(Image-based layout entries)

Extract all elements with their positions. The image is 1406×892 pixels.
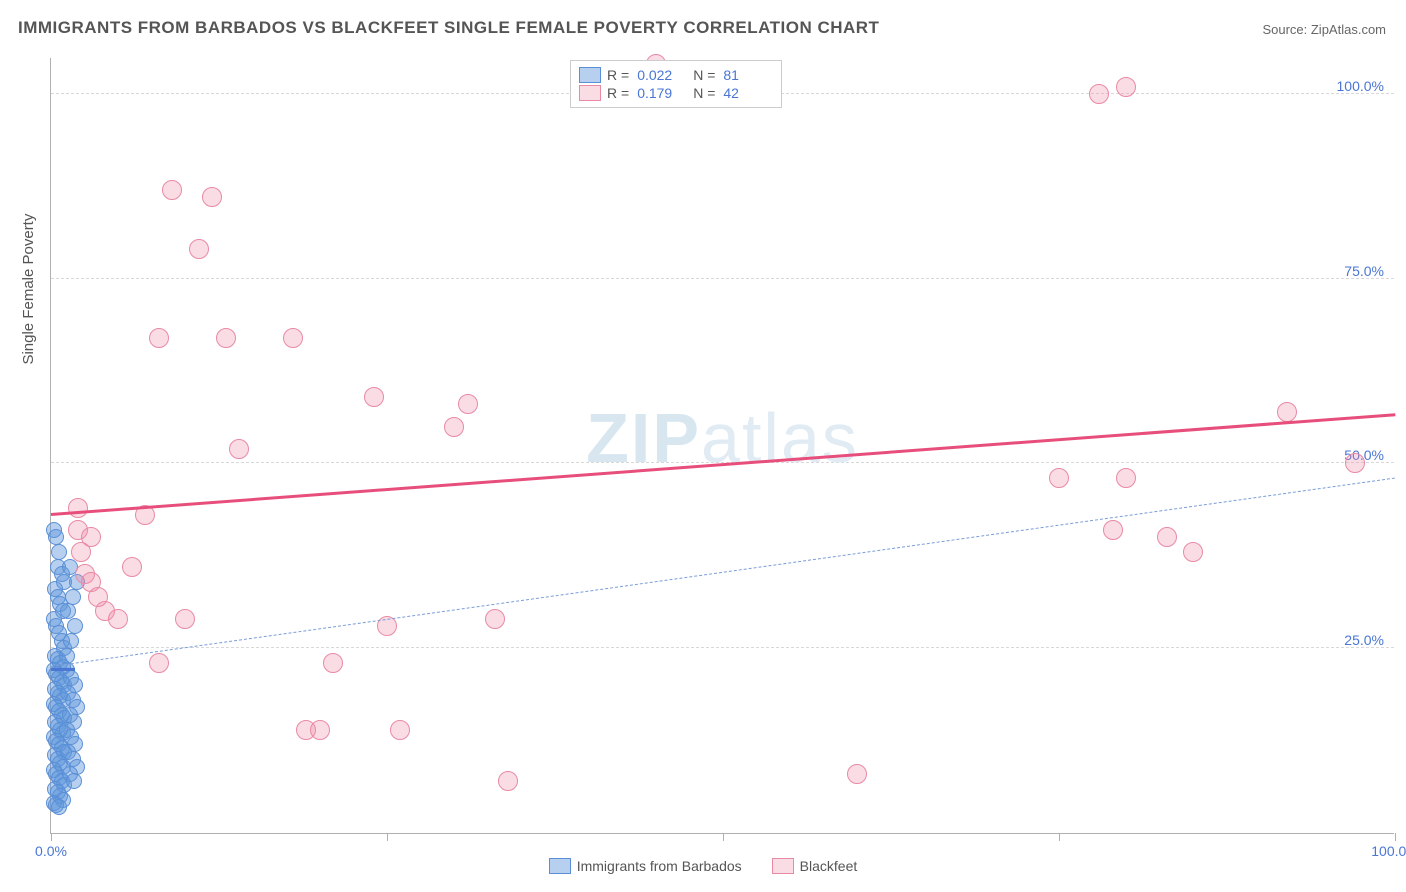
- data-point: [1345, 453, 1365, 473]
- legend-swatch: [579, 67, 601, 83]
- plot-area: ZIPatlas 25.0%50.0%75.0%100.0%0.0%100.0%: [50, 58, 1394, 834]
- correlation-legend: R = 0.022 N = 81 R = 0.179 N = 42: [570, 60, 782, 108]
- data-point: [498, 771, 518, 791]
- x-tick: [723, 833, 724, 841]
- trend-line: [51, 413, 1395, 515]
- source-attribution: Source: ZipAtlas.com: [1262, 22, 1386, 37]
- data-point: [122, 557, 142, 577]
- data-point: [364, 387, 384, 407]
- data-point: [323, 653, 343, 673]
- data-point: [60, 603, 76, 619]
- data-point: [81, 527, 101, 547]
- legend-r-value: 0.022: [637, 67, 687, 83]
- data-point: [283, 328, 303, 348]
- x-tick-label: 100.0%: [1371, 843, 1406, 859]
- data-point: [216, 328, 236, 348]
- legend-row: R = 0.179 N = 42: [579, 85, 773, 101]
- gridline: [51, 278, 1394, 279]
- legend-r-label: R =: [607, 85, 629, 101]
- data-point: [68, 498, 88, 518]
- data-point: [310, 720, 330, 740]
- data-point: [444, 417, 464, 437]
- y-tick-label: 75.0%: [1344, 263, 1384, 279]
- data-point: [51, 799, 67, 815]
- data-point: [175, 609, 195, 629]
- legend-row: R = 0.022 N = 81: [579, 67, 773, 83]
- gridline: [51, 462, 1394, 463]
- data-point: [202, 187, 222, 207]
- data-point: [847, 764, 867, 784]
- x-tick: [51, 833, 52, 841]
- data-point: [1089, 84, 1109, 104]
- chart-title: IMMIGRANTS FROM BARBADOS VS BLACKFEET SI…: [18, 18, 879, 38]
- data-point: [65, 589, 81, 605]
- data-point: [229, 439, 249, 459]
- data-point: [108, 609, 128, 629]
- watermark-light: atlas: [701, 399, 859, 477]
- data-point: [189, 239, 209, 259]
- data-point: [67, 618, 83, 634]
- legend-swatch: [579, 85, 601, 101]
- data-point: [162, 180, 182, 200]
- x-tick: [1395, 833, 1396, 841]
- y-tick-label: 25.0%: [1344, 632, 1384, 648]
- data-point: [51, 544, 67, 560]
- data-point: [390, 720, 410, 740]
- data-point: [458, 394, 478, 414]
- data-point: [1049, 468, 1069, 488]
- data-point: [63, 633, 79, 649]
- x-tick-label: 0.0%: [35, 843, 67, 859]
- data-point: [1183, 542, 1203, 562]
- watermark: ZIPatlas: [586, 398, 859, 478]
- legend-swatch: [549, 858, 571, 874]
- data-point: [1116, 468, 1136, 488]
- trend-line: [51, 477, 1395, 666]
- data-point: [59, 648, 75, 664]
- data-point: [485, 609, 505, 629]
- data-point: [149, 328, 169, 348]
- legend-item: Blackfeet: [772, 858, 858, 874]
- legend-r-label: R =: [607, 67, 629, 83]
- x-tick: [387, 833, 388, 841]
- gridline: [51, 647, 1394, 648]
- legend-item: Immigrants from Barbados: [549, 858, 742, 874]
- data-point: [149, 653, 169, 673]
- legend-n-label: N =: [693, 67, 715, 83]
- y-axis-label: Single Female Poverty: [20, 214, 37, 365]
- legend-n-label: N =: [693, 85, 715, 101]
- legend-r-value: 0.179: [637, 85, 687, 101]
- legend-n-value: 81: [723, 67, 773, 83]
- data-point: [1116, 77, 1136, 97]
- data-point: [1103, 520, 1123, 540]
- data-point: [48, 529, 64, 545]
- data-point: [377, 616, 397, 636]
- data-point: [135, 505, 155, 525]
- legend-label: Immigrants from Barbados: [577, 858, 742, 874]
- y-tick-label: 100.0%: [1337, 78, 1384, 94]
- watermark-bold: ZIP: [586, 399, 701, 477]
- x-tick: [1059, 833, 1060, 841]
- series-legend: Immigrants from Barbados Blackfeet: [0, 858, 1406, 874]
- legend-n-value: 42: [723, 85, 773, 101]
- data-point: [1277, 402, 1297, 422]
- legend-swatch: [772, 858, 794, 874]
- legend-label: Blackfeet: [800, 858, 858, 874]
- data-point: [66, 773, 82, 789]
- data-point: [1157, 527, 1177, 547]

* [Exercise details]: Recast every line of the data above as a Markdown table with the columns "Row" and "Entry", putting the row number under "Row" and the line under "Entry". Omit blank lines and leave the pictures out.

* [Finished task]:
| Row | Entry |
|---|---|
| 1 | Extract all elements with their positions. The image is 1406×892 pixels. |
| 2 | - data-point: [1345, 453, 1365, 473] |
| 3 | - legend-swatch: [579, 67, 601, 83] |
| 4 | - plot-area: ZIPatlas 25.0%50.0%75.0%100.0%0.0%100.0%: [50, 58, 1394, 834] |
| 5 | - correlation-legend: R = 0.022 N = 81 R = 0.179 N = 42: [570, 60, 782, 108] |
| 6 | - data-point: [498, 771, 518, 791] |
| 7 | - x-tick: [723, 833, 724, 841] |
| 8 | - trend-line: [51, 413, 1395, 515] |
| 9 | - source-attribution: Source: ZipAtlas.com: [1262, 22, 1386, 37] |
| 10 | - data-point: [122, 557, 142, 577] |
| 11 | - data-point: [364, 387, 384, 407] |
| 12 | - data-point: [323, 653, 343, 673] |
| 13 | - data-point: [60, 603, 76, 619] |
| 14 | - data-point: [81, 527, 101, 547] |
| 15 | - legend-r-value: 0.022: [637, 67, 687, 83] |
| 16 | - data-point: [283, 328, 303, 348] |
| 17 | - x-tick-label: 100.0%: [1371, 843, 1406, 859] |
| 18 | - data-point: [216, 328, 236, 348] |
| 19 | - legend-row: R = 0.179 N = 42: [579, 85, 773, 101] |
| 20 | - gridline: [51, 278, 1394, 279] |
| 21 | - legend-r-label: R =: [607, 85, 629, 101] |
| 22 | - data-point: [68, 498, 88, 518] |
| 23 | - data-point: [310, 720, 330, 740] |
| 24 | - data-point: [444, 417, 464, 437] |
| 25 | - y-tick-label: 75.0%: [1344, 263, 1384, 279] |
| 26 | - data-point: [51, 799, 67, 815] |
| 27 | - data-point: [175, 609, 195, 629] |
| 28 | - legend-row: R = 0.022 N = 81: [579, 67, 773, 83] |
| 29 | - gridline: [51, 462, 1394, 463] |
| 30 | - data-point: [202, 187, 222, 207] |
| 31 | - data-point: [847, 764, 867, 784] |
| 32 | - x-tick: [51, 833, 52, 841] |
| 33 | - data-point: [1089, 84, 1109, 104] |
| 34 | - chart-title: IMMIGRANTS FROM BARBADOS VS BLACKFEET SI…: [18, 18, 879, 38] |
| 35 | - data-point: [65, 589, 81, 605] |
| 36 | - data-point: [229, 439, 249, 459] |
| 37 | - data-point: [108, 609, 128, 629] |
| 38 | - watermark-light: atlas: [701, 399, 859, 477] |
| 39 | - data-point: [189, 239, 209, 259] |
| 40 | - data-point: [67, 618, 83, 634] |
| 41 | - legend-swatch: [579, 85, 601, 101] |
| 42 | - data-point: [162, 180, 182, 200] |
| 43 | - x-tick: [1395, 833, 1396, 841] |
| 44 | - y-tick-label: 25.0%: [1344, 632, 1384, 648] |
| 45 | - data-point: [51, 544, 67, 560] |
| 46 | - data-point: [390, 720, 410, 740] |
| 47 | - data-point: [458, 394, 478, 414] |
| 48 | - data-point: [1049, 468, 1069, 488] |
| 49 | - data-point: [63, 633, 79, 649] |
| 50 | - x-tick-label: 0.0%: [35, 843, 67, 859] |
| 51 | - data-point: [1183, 542, 1203, 562] |
| 52 | - watermark: ZIPatlas: [586, 398, 859, 478] |
| 53 | - legend-swatch: [549, 858, 571, 874] |
| 54 | - data-point: [1116, 468, 1136, 488] |
| 55 | - trend-line: [51, 477, 1395, 666] |
| 56 | - data-point: [59, 648, 75, 664] |
| 57 | - data-point: [485, 609, 505, 629] |
| 58 | - data-point: [149, 328, 169, 348] |
| 59 | - legend-item: Blackfeet: [772, 858, 858, 874] |
| 60 | - legend-r-label: R =: [607, 67, 629, 83] |
| 61 | - x-tick: [387, 833, 388, 841] |
| 62 | - gridline: [51, 647, 1394, 648] |
| 63 | - legend-item: Immigrants from Barbados: [549, 858, 742, 874] |
| 64 | - data-point: [149, 653, 169, 673] |
| 65 | - legend-n-label: N =: [693, 67, 715, 83] |
| 66 | - y-axis-label: Single Female Poverty: [20, 214, 37, 365] |
| 67 | - legend-n-label: N =: [693, 85, 715, 101] |
| 68 | - legend-r-value: 0.179: [637, 85, 687, 101] |
| 69 | - legend-n-value: 81: [723, 67, 773, 83] |
| 70 | - data-point: [1116, 77, 1136, 97] |
| 71 | - data-point: [1103, 520, 1123, 540] |
| 72 | - data-point: [48, 529, 64, 545] |
| 73 | - data-point: [377, 616, 397, 636] |
| 74 | - data-point: [135, 505, 155, 525] |
| 75 | - legend-label: Immigrants from Barbados: [577, 858, 742, 874] |
| 76 | - y-tick-label: 100.0%: [1337, 78, 1384, 94] |
| 77 | - watermark-bold: ZIP: [586, 399, 701, 477] |
| 78 | - x-tick: [1059, 833, 1060, 841] |
| 79 | - series-legend: Immigrants from Barbados Blackfeet: [0, 858, 1406, 874] |
| 80 | - legend-n-value: 42: [723, 85, 773, 101] |
| 81 | - data-point: [1277, 402, 1297, 422] |
| 82 | - legend-swatch: [772, 858, 794, 874] |
| 83 | - legend-label: Blackfeet: [800, 858, 858, 874] |
| 84 | - data-point: [66, 773, 82, 789] |
| 85 | - data-point: [1157, 527, 1177, 547] |